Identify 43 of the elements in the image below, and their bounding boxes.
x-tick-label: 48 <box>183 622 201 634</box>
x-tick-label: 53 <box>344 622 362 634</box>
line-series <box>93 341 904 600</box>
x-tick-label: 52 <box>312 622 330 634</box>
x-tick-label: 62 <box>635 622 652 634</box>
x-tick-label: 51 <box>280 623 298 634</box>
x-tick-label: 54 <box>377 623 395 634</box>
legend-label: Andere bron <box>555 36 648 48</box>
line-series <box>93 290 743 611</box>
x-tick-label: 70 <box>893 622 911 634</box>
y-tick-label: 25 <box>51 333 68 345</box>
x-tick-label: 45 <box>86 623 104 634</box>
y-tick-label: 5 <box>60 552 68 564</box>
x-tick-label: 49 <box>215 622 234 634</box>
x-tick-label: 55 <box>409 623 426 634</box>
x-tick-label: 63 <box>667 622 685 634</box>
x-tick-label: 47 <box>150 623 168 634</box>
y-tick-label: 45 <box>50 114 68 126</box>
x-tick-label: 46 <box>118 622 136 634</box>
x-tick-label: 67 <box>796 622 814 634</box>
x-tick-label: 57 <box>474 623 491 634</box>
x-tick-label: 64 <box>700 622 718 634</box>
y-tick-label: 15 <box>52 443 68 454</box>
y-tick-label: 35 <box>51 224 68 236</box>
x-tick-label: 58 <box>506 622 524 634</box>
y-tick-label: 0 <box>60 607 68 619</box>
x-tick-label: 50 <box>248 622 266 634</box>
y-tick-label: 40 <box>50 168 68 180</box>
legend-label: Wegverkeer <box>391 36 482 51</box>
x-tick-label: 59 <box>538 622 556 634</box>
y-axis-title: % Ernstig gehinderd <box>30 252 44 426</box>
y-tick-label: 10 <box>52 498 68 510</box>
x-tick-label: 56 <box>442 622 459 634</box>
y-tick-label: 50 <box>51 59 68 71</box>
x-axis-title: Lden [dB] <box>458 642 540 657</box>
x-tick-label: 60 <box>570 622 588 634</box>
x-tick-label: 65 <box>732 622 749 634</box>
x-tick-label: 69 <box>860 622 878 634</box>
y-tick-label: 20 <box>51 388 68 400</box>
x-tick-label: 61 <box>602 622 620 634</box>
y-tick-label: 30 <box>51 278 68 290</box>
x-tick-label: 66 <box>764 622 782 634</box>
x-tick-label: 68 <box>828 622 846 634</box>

**Your instructions**
Rewrite every nonblank line of the rows above as a Markdown table with two columns: Number for the line's position and Entry for the line itself.

**Solved problem**
| Number | Entry |
|---|---|
| 1 | Identify 43 of the elements in the image below, and their bounding boxes. |
| 2 | x-tick-label: 48 <box>183 622 201 634</box> |
| 3 | x-tick-label: 53 <box>344 622 362 634</box> |
| 4 | line-series <box>93 341 904 600</box> |
| 5 | x-tick-label: 52 <box>312 622 330 634</box> |
| 6 | x-tick-label: 62 <box>635 622 652 634</box> |
| 7 | x-tick-label: 51 <box>280 623 298 634</box> |
| 8 | x-tick-label: 54 <box>377 623 395 634</box> |
| 9 | legend-label: Andere bron <box>555 36 648 48</box> |
| 10 | line-series <box>93 290 743 611</box> |
| 11 | x-tick-label: 70 <box>893 622 911 634</box> |
| 12 | y-tick-label: 25 <box>51 333 68 345</box> |
| 13 | x-tick-label: 45 <box>86 623 104 634</box> |
| 14 | y-tick-label: 5 <box>60 552 68 564</box> |
| 15 | x-tick-label: 49 <box>215 622 234 634</box> |
| 16 | x-tick-label: 55 <box>409 623 426 634</box> |
| 17 | x-tick-label: 63 <box>667 622 685 634</box> |
| 18 | x-tick-label: 47 <box>150 623 168 634</box> |
| 19 | y-tick-label: 45 <box>50 114 68 126</box> |
| 20 | x-tick-label: 46 <box>118 622 136 634</box> |
| 21 | x-tick-label: 67 <box>796 622 814 634</box> |
| 22 | x-tick-label: 57 <box>474 623 491 634</box> |
| 23 | x-tick-label: 64 <box>700 622 718 634</box> |
| 24 | y-tick-label: 15 <box>52 443 68 454</box> |
| 25 | y-tick-label: 35 <box>51 224 68 236</box> |
| 26 | x-tick-label: 58 <box>506 622 524 634</box> |
| 27 | y-tick-label: 0 <box>60 607 68 619</box> |
| 28 | x-tick-label: 50 <box>248 622 266 634</box> |
| 29 | y-tick-label: 40 <box>50 168 68 180</box> |
| 30 | legend-label: Wegverkeer <box>391 36 482 51</box> |
| 31 | x-tick-label: 59 <box>538 622 556 634</box> |
| 32 | y-axis-title: % Ernstig gehinderd <box>30 252 44 426</box> |
| 33 | y-tick-label: 10 <box>52 498 68 510</box> |
| 34 | x-tick-label: 56 <box>442 622 459 634</box> |
| 35 | y-tick-label: 50 <box>51 59 68 71</box> |
| 36 | x-axis-title: Lden [dB] <box>458 642 540 657</box> |
| 37 | x-tick-label: 60 <box>570 622 588 634</box> |
| 38 | x-tick-label: 65 <box>732 622 749 634</box> |
| 39 | x-tick-label: 69 <box>860 622 878 634</box> |
| 40 | y-tick-label: 20 <box>51 388 68 400</box> |
| 41 | x-tick-label: 61 <box>602 622 620 634</box> |
| 42 | y-tick-label: 30 <box>51 278 68 290</box> |
| 43 | x-tick-label: 66 <box>764 622 782 634</box> |
| 44 | x-tick-label: 68 <box>828 622 846 634</box> |